§ Task brief: Continue the abstract below on whole heart versus coronary artery dose in breast radiation therapy, starting after its last sentence.
--- Document excerpt ---
Breast Cancer

SS 12 - Breast 1 - Toxicity

91 - Comparing Whole Heart Versus Coronary Artery Dosimetry in Predicting the Risk of Cardiac Toxicity Following Breast Radiation Therapy

Monday, October 22
12:05 PM - 12:15 PM
Location: Room 214 C/D

Comparing Whole Heart Versus Coronary Artery Dosimetry in Predicting the Risk of Cardiac Toxicity Following Breast Radiation Therapy
S. A. Patel1, S. Mahmood2, T. Nguyen3, B. Y. Yeap4, R. B. Jimenez5, N. M. Meyersohn6, T. G. Neilan3, and S. MacDonald7; 1Harvard Radiation Oncology Program, Boston, MA, 2Divison of Cardiology, Massachusetts General Hospital, Boston, MA, 3Massachusetts General Hospital, Boston, MA, 4Department of Medicine, Massachusetts General Hospital and Harvard Medical School, Boston, MA, 5Department of Radiation Oncology, Massachusetts General Hospital Cancer Center, Harvard Medical School, Boston, MA, 6Department of Radiology, Massachusetts General Hospital, Boston, MA, 7Department of Radiation Oncology, Massachusetts General Hospital, Boston, MA

Purpose/Objective(s): Prior localization studies have implicated accelerated left anterior descending artery (LAD) atherosclerosis in the development of radiation-induced heart disease following breast radiation therapy (RT). However, whole heart dose constraints, namely mean heart dose (MHD), are most commonly utilized in RT treatment planning to predict and avoid cardiac toxicity. This study compares the relationship between MHD and LAD maximum dose (Dmax) to the onset of coronary artery disease identified on CT angiogram (CTA).
--- Provided material ---
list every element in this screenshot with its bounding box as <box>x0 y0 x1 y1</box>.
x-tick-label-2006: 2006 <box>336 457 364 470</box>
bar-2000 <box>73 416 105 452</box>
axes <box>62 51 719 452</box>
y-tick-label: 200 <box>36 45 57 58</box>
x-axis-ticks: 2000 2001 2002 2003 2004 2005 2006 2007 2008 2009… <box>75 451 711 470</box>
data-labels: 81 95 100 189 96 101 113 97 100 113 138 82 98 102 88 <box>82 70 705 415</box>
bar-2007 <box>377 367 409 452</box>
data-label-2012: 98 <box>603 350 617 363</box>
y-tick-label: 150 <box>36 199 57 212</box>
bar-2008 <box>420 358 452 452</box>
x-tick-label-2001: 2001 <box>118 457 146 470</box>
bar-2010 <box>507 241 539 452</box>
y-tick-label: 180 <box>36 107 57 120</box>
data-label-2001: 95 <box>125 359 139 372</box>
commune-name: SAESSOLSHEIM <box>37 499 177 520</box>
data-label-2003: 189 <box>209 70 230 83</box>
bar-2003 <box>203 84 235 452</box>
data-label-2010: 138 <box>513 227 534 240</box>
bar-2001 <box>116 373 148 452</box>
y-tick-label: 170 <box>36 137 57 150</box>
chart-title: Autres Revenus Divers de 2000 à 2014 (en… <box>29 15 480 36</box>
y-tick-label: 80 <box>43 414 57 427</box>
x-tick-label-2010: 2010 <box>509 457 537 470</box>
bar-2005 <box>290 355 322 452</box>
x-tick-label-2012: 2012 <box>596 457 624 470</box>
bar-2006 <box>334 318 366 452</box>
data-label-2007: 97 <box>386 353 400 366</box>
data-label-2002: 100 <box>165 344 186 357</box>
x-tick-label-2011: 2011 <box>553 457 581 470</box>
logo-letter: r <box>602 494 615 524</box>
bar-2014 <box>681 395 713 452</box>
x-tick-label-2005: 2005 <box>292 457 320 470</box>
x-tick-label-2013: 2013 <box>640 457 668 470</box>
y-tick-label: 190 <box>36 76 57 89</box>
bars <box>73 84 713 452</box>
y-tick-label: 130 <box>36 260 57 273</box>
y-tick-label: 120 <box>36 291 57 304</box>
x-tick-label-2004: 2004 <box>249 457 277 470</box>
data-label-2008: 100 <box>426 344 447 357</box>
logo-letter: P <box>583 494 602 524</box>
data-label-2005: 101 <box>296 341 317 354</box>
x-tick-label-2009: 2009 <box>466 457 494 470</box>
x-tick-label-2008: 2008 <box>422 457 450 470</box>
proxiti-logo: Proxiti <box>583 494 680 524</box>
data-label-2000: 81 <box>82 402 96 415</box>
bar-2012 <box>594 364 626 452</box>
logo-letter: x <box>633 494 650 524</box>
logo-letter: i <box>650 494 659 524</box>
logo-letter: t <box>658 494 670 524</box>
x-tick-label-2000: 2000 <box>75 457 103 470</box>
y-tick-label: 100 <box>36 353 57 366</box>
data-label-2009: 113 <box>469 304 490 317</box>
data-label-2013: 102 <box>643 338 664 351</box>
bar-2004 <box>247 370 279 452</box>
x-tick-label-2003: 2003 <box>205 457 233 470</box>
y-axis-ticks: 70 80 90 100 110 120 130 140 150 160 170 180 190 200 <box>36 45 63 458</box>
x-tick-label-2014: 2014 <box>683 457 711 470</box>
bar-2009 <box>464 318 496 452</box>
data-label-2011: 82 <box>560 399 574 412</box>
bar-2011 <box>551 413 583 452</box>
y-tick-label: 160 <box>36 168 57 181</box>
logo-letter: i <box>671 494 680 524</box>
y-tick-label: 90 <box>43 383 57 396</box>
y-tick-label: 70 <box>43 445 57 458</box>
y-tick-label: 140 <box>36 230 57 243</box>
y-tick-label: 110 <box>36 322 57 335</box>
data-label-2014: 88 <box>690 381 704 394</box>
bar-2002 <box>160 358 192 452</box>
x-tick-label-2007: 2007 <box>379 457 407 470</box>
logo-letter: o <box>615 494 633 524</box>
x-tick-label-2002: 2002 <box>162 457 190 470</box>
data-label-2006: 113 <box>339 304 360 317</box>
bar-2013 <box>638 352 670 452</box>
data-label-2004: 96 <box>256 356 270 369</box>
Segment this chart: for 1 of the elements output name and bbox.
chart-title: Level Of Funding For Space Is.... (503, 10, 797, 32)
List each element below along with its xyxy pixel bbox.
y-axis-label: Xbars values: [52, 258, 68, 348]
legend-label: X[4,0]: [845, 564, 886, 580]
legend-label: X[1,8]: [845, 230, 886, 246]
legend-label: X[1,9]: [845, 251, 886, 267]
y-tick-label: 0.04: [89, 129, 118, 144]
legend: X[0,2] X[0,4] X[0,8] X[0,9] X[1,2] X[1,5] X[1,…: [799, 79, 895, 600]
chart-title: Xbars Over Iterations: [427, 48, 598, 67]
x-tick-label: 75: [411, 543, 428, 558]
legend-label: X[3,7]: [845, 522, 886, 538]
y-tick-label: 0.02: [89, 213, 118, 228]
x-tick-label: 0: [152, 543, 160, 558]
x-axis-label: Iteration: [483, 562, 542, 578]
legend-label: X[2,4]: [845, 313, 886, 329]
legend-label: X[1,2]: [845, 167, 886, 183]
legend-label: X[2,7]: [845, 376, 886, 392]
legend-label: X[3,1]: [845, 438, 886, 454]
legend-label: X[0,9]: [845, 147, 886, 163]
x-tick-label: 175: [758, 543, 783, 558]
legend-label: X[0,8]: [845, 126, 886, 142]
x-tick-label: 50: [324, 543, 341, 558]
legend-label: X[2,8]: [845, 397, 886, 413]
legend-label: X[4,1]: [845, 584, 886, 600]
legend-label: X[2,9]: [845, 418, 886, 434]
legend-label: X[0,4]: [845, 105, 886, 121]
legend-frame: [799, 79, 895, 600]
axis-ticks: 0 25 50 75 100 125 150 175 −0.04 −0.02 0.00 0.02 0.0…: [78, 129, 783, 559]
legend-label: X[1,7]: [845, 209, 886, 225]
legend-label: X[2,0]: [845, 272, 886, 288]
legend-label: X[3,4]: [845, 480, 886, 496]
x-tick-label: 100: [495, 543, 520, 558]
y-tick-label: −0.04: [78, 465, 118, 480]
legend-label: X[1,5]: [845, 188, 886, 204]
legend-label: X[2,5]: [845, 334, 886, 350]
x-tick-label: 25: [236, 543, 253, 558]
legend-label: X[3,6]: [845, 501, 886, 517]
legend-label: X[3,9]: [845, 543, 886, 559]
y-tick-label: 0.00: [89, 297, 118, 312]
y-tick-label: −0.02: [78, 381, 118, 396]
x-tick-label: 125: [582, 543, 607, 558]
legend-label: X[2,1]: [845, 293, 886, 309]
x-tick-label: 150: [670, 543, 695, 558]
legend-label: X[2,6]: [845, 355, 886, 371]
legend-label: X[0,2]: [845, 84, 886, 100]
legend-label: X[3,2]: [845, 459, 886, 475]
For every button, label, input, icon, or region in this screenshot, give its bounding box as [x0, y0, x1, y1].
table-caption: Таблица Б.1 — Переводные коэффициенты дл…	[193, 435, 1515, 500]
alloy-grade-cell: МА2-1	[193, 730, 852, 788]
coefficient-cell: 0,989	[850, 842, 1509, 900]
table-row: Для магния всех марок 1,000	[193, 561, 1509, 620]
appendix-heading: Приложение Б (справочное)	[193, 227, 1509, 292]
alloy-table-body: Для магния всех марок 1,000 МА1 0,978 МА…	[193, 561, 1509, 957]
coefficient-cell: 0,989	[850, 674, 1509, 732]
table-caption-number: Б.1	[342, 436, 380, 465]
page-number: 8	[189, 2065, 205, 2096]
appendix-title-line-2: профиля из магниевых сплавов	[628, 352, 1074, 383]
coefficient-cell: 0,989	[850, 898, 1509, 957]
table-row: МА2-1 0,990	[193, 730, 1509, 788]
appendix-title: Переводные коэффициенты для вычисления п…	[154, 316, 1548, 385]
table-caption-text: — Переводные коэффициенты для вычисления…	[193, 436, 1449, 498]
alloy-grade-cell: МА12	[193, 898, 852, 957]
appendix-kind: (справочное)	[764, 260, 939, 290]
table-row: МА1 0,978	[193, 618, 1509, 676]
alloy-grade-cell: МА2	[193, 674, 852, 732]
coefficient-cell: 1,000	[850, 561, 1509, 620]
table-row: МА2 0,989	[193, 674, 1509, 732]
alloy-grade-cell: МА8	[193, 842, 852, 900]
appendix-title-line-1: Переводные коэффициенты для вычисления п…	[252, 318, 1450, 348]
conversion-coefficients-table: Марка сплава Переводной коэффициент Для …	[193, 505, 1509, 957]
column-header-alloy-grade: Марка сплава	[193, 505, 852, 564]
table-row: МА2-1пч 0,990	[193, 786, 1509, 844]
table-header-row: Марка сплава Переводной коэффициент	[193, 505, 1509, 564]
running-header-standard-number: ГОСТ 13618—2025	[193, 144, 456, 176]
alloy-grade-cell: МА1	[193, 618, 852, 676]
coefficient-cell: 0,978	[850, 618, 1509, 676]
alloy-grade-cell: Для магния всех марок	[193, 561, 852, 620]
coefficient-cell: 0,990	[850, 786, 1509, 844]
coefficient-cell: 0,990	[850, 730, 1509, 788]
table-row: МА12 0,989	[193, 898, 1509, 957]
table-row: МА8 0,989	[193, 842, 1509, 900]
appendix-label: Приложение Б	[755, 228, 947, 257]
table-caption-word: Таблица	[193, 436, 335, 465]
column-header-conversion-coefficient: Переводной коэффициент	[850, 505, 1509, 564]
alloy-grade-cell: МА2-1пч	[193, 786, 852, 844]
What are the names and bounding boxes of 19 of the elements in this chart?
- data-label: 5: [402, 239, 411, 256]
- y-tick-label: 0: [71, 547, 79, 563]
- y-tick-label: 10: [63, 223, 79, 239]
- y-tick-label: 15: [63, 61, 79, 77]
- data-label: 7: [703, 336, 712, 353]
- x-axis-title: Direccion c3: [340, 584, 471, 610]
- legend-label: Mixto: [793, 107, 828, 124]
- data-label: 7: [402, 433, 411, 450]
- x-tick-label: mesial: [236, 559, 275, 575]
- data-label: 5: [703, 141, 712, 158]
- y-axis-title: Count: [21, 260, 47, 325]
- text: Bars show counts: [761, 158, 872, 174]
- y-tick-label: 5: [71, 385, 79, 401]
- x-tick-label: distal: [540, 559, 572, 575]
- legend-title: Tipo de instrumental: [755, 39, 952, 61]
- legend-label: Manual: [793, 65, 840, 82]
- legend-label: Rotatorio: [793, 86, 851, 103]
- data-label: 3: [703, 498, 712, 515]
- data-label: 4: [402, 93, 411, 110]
---
§ Reply to the task:
Materials/Methods: We identified 52 women with stage I-III breast cancer (36 left, 16 right) treated with adjuvant breast or chest wall 3-dimension conformal RT who subsequently underwent CTA. No cardiac substructural dose constraints were used at treatment, and coronary vessels were contoured retrospectively and reviewed by a cardiac radiologist. Dosimetry to the LAD was calculated based on the individual RT plan used for treatment. A nested case-control study of incident LAD stenosis ≥ 25% luminal involvement and coronary artery calcification (CAC) using Agatston score was conducted. Controls were matched to cases on elapsed years between RT and CTA. Odds ratios (OR) were calculated using conditional logistic regression to assess the attribution of LAD Dmax and MHD dose parameters, adjusting for Atherosclerotic Cardiovascular Disease (ASCVD) score, history of ischemic heart disease, and statin use.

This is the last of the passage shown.